-- begin Records for the exercise --

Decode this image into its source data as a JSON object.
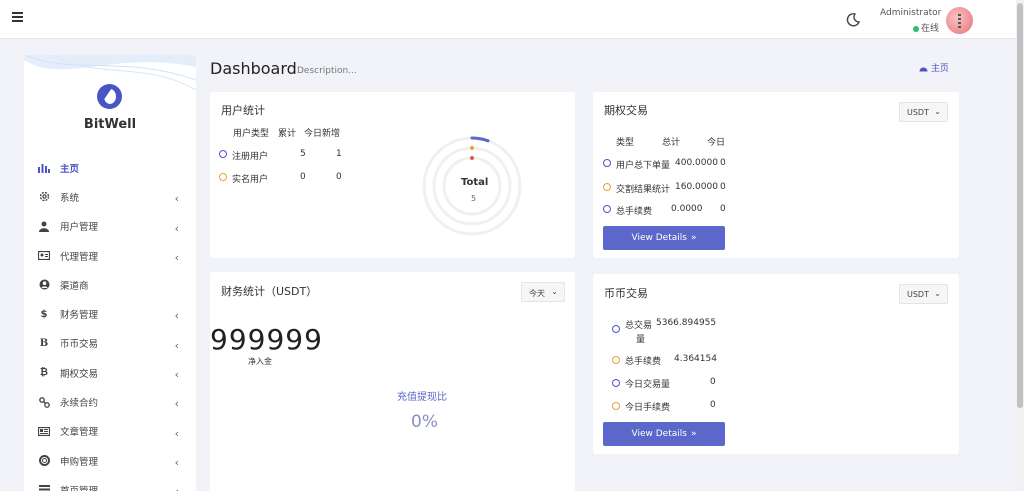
{
  "header": {
    "admin_name": "Administrator",
    "admin_status": "在线",
    "menu_icon": "hamburger-icon",
    "theme_icon": "moon-icon"
  },
  "sidebar": {
    "brand": "BitWell",
    "items": [
      {
        "label": "主页",
        "icon": "bar-chart-icon",
        "active": true,
        "has_children": false
      },
      {
        "label": "系统",
        "icon": "gear-icon",
        "has_children": true
      },
      {
        "label": "用户管理",
        "icon": "user-tie-icon",
        "has_children": true
      },
      {
        "label": "代理管理",
        "icon": "id-card-icon",
        "has_children": true
      },
      {
        "label": "渠道商",
        "icon": "user-circle-icon",
        "has_children": false
      },
      {
        "label": "财务管理",
        "icon": "dollar-icon",
        "has_children": true
      },
      {
        "label": "币币交易",
        "icon": "bitcoin-icon",
        "has_children": true
      },
      {
        "label": "期权交易",
        "icon": "bitcoin-small-icon",
        "has_children": true
      },
      {
        "label": "永续合约",
        "icon": "link-icon",
        "has_children": true
      },
      {
        "label": "文章管理",
        "icon": "newspaper-icon",
        "has_children": true
      },
      {
        "label": "申购管理",
        "icon": "life-ring-icon",
        "has_children": true
      },
      {
        "label": "首页管理",
        "icon": "list-icon",
        "has_children": true
      }
    ]
  },
  "page": {
    "title": "Dashboard",
    "description": "Description...",
    "breadcrumb": "主页"
  },
  "user_stats": {
    "title": "用户统计",
    "headers": [
      "用户类型",
      "累计",
      "今日新增"
    ],
    "rows": [
      {
        "type": "注册用户",
        "total": "5",
        "today": "1"
      },
      {
        "type": "实名用户",
        "total": "0",
        "today": "0"
      }
    ],
    "donut_label": "Total",
    "donut_value": "5",
    "colors": {
      "accent": "#5b68c9",
      "orange": "#e4a43a",
      "red": "#e05a4e"
    }
  },
  "options_trade": {
    "title": "期权交易",
    "currency": "USDT",
    "headers": [
      "类型",
      "总计",
      "今日"
    ],
    "rows": [
      {
        "type": "用户总下单量",
        "total": "400.0000",
        "today": "0"
      },
      {
        "type": "交割结果统计",
        "total": "160.0000",
        "today": "0"
      },
      {
        "type": "总手续费",
        "total": "0.0000",
        "today": "0"
      }
    ],
    "button": "View Details"
  },
  "finance_stats": {
    "title": "财务统计（USDT）",
    "period": "今天",
    "net_value": "999999",
    "net_label": "净入金",
    "ratio_label": "充值提现比",
    "ratio_value": "0%"
  },
  "coin_trade": {
    "title": "币币交易",
    "currency": "USDT",
    "rows": [
      {
        "label_line1": "总交易",
        "value": "5366.894955",
        "label_line2": "量"
      },
      {
        "label_line1": "总手续费",
        "value": "4.364154"
      },
      {
        "label_line1": "今日交易量",
        "value": "0"
      },
      {
        "label_line1": "今日手续费",
        "value": "0"
      }
    ],
    "button": "View Details"
  }
}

-- end Records for the exercise --

Task statement — Set down every entry word for word, but omit the pictures.

Exercise output —
Decode this image into its source data as a JSON object.
{
  "header": {
    "admin_name": "Administrator",
    "admin_status": "在线",
    "menu_icon": "hamburger-icon",
    "theme_icon": "moon-icon"
  },
  "sidebar": {
    "brand": "BitWell",
    "items": [
      {
        "label": "主页",
        "icon": "bar-chart-icon",
        "active": true,
        "has_children": false
      },
      {
        "label": "系统",
        "icon": "gear-icon",
        "has_children": true
      },
      {
        "label": "用户管理",
        "icon": "user-tie-icon",
        "has_children": true
      },
      {
        "label": "代理管理",
        "icon": "id-card-icon",
        "has_children": true
      },
      {
        "label": "渠道商",
        "icon": "user-circle-icon",
        "has_children": false
      },
      {
        "label": "财务管理",
        "icon": "dollar-icon",
        "has_children": true
      },
      {
        "label": "币币交易",
        "icon": "bitcoin-icon",
        "has_children": true
      },
      {
        "label": "期权交易",
        "icon": "bitcoin-small-icon",
        "has_children": true
      },
      {
        "label": "永续合约",
        "icon": "link-icon",
        "has_children": true
      },
      {
        "label": "文章管理",
        "icon": "newspaper-icon",
        "has_children": true
      },
      {
        "label": "申购管理",
        "icon": "life-ring-icon",
        "has_children": true
      },
      {
        "label": "首页管理",
        "icon": "list-icon",
        "has_children": true
      }
    ]
  },
  "page": {
    "title": "Dashboard",
    "description": "Description...",
    "breadcrumb": "主页"
  },
  "user_stats": {
    "title": "用户统计",
    "headers": [
      "用户类型",
      "累计",
      "今日新增"
    ],
    "rows": [
      {
        "type": "注册用户",
        "total": "5",
        "today": "1"
      },
      {
        "type": "实名用户",
        "total": "0",
        "today": "0"
      }
    ],
    "donut_label": "Total",
    "donut_value": "5",
    "colors": {
      "accent": "#5b68c9",
      "orange": "#e4a43a",
      "red": "#e05a4e"
    }
  },
  "options_trade": {
    "title": "期权交易",
    "currency": "USDT",
    "headers": [
      "类型",
      "总计",
      "今日"
    ],
    "rows": [
      {
        "type": "用户总下单量",
        "total": "400.0000",
        "today": "0"
      },
      {
        "type": "交割结果统计",
        "total": "160.0000",
        "today": "0"
      },
      {
        "type": "总手续费",
        "total": "0.0000",
        "today": "0"
      }
    ],
    "button": "View Details"
  },
  "finance_stats": {
    "title": "财务统计（USDT）",
    "period": "今天",
    "net_value": "999999",
    "net_label": "净入金",
    "ratio_label": "充值提现比",
    "ratio_value": "0%"
  },
  "coin_trade": {
    "title": "币币交易",
    "currency": "USDT",
    "rows": [
      {
        "label_line1": "总交易",
        "value": "5366.894955",
        "label_line2": "量"
      },
      {
        "label_line1": "总手续费",
        "value": "4.364154"
      },
      {
        "label_line1": "今日交易量",
        "value": "0"
      },
      {
        "label_line1": "今日手续费",
        "value": "0"
      }
    ],
    "button": "View Details"
  }
}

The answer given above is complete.